Task set:
1. Decide whether each statement agrees with the commentary text below, answering yes or no and quoting the words of the text that settle it.
(a) The English Revised Version says he shall dwell in the presence of all his brethren.
(b) Ellicott's Commentary describes the wild ass as a slow-moving animal.
(c) Haydock's commentary says the Saracens or Arabs have lost their independence.
2. Answer these questions from the commentary text below, one line each.
(a) In the New International Version, toward whom will he live in hostility?
(b) Which book does Ellicott's Commentary say selected the wild ass to exemplify the greatness of God?
(c) What name appears in parentheses at the end of Haydock's commentary?

Article:
----------

New International Version
He will be a wild donkey of a man; his hand will be against everyone and everyone’s hand against him, and he will live in hostility toward all his brothers.”

English Revised Version
And he shall be as a wild-ass among men; his hand shall be against every man, and every man’s hand against him; and he shall dwell in the presence of all his brethren.

Ellicott’s Commentary for English Readers

(12) He will be a wild man.—Heb., he will be a wild-ass man. The wild ass of the Arabian deserts is a very noble creature, and is one of the animals selected in the Book of Job as especially exemplifying the greatness of God (Job 39:5-8). Its characteristics are great speed, love of solitude, and an untamable fondness of liberty. It is thus the very type of the Bedaween Arabs, whose delight is to rove at will over the desert, and who despise the ease and luxury of a settled life.


George Haydock’s Catholic Bible Commentary

Wild. Hebrew: like a wild ass, not to be tamed or subdued. The Saracens or Arabs, have almost all along maintained their independence. — Over against, ready to fight, without any dread of any one. (Calmet)

----------

Provided data:
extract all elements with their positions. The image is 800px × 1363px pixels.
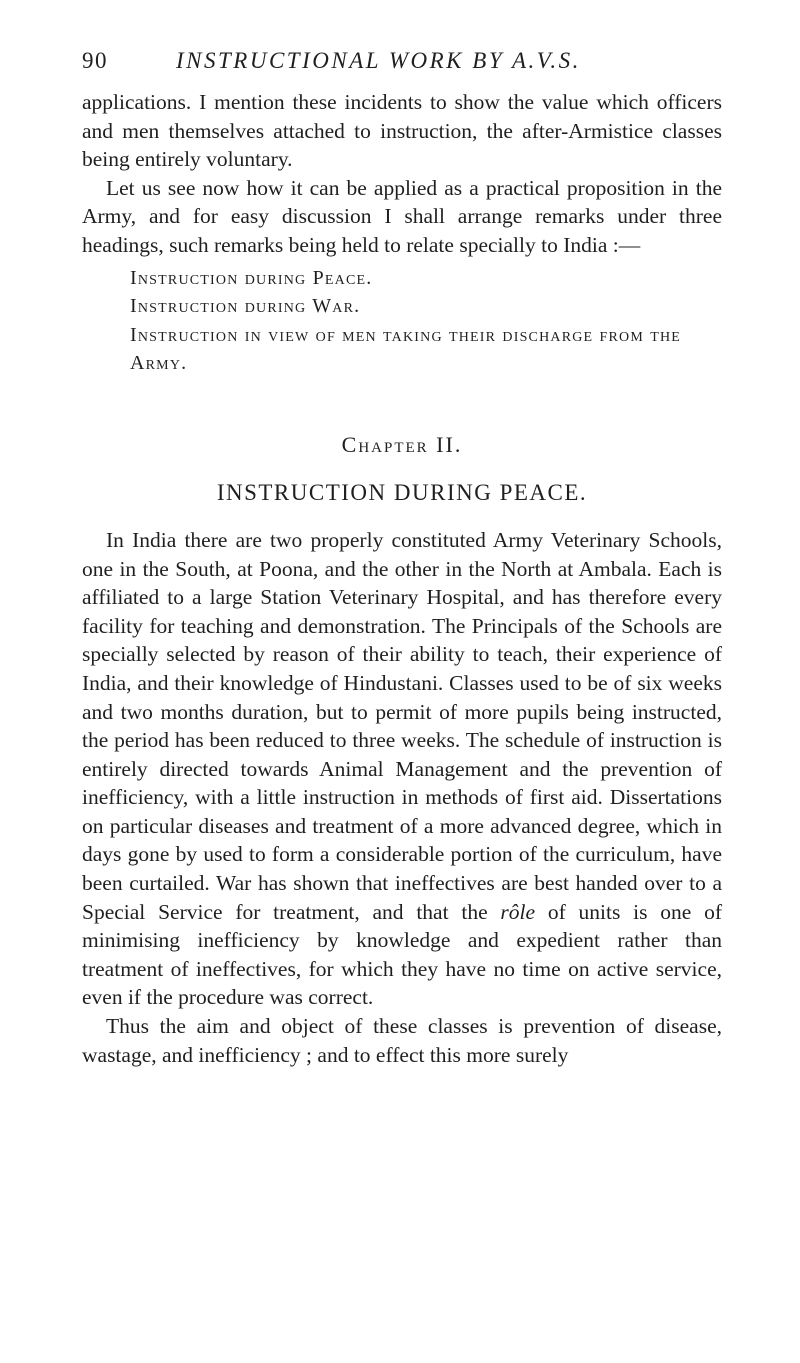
page-number: 90 xyxy=(82,48,108,73)
italic-role-word: rôle xyxy=(500,899,536,924)
body-paragraph-2: Thus the aim and object of these classes is prevention of disease, wastage, and inefficiency ; and to effect this more surely xyxy=(82,1014,722,1067)
intro-paragraph-2: Let us see now how it can be applied as a practical proposition in the Army, and for easy discussion I shall arrange remarks under three headings, such remarks being held to relate specially to India :— xyxy=(82,175,722,257)
headings-list xyxy=(82,264,722,378)
chapter-title: INSTRUCTION DURING PEACE. xyxy=(216,479,588,505)
intro-paragraph-1: applications. I mention these incidents to show the value which officers and men themselves attached to instruction, the after-Armistice classes being entirely voluntary. xyxy=(82,90,722,172)
page-header xyxy=(82,48,722,88)
heading-item-discharge: Instruction in view of men taking their discharge from the Army. xyxy=(130,323,682,375)
book-page xyxy=(82,48,722,1069)
body-paragraph-1-end: of units is one of minimising inefficiency by knowledge and expedient rather than treatment of ineffectives, for which they have no time on active service, even if the procedure was correct. xyxy=(82,899,723,1010)
body-paragraph-1-text: In India there are two properly constituted Army Veterinary Schools, one in the South, at Poona, and the other in the North at Ambala. Each is affiliated to a large Station Veterinary Hospital, and has therefore every facility for teaching and demonstration. The Principals of the Schools are specially selected by reason of their ability to teach, their experience of India, and their knowledge of Hindustani. Classes used to be of six weeks and two months duration, but to permit of more pupils being instructed, the period has been reduced to three weeks. The schedule of instruction is entirely directed towards Animal Management and the prevention of inefficiency, with a little instruction in methods of first aid. Dissertations on particular diseases and treatment of a more advanced degree, which in days gone by used to form a considerable portion of the curriculum, have been curtailed. War has shown that ineffectives are best handed over to a Special Service for treatment, and that the xyxy=(82,527,722,924)
heading-item-war: Instruction during War. xyxy=(130,295,361,318)
running-title: INSTRUCTIONAL WORK BY A.V.S. xyxy=(176,48,581,73)
body-paragraph-1 xyxy=(82,526,722,1012)
heading-item-peace: Instruction during Peace. xyxy=(130,266,373,289)
chapter-label: Chapter II. xyxy=(341,431,463,457)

----------

Worked solutions:
1.
(a) Yes: "he shall dwell in the presence of all his brethren."
(b) No: "Its characteristics are great speed, love of solitude, and an untamable fondness of liberty."
(c) No: "The Saracens or Arabs, have almost all along maintained their independence."

2.
(a) All his brothers.
(b) The Book of Job (Job 39:5-8).
(c) Calmet.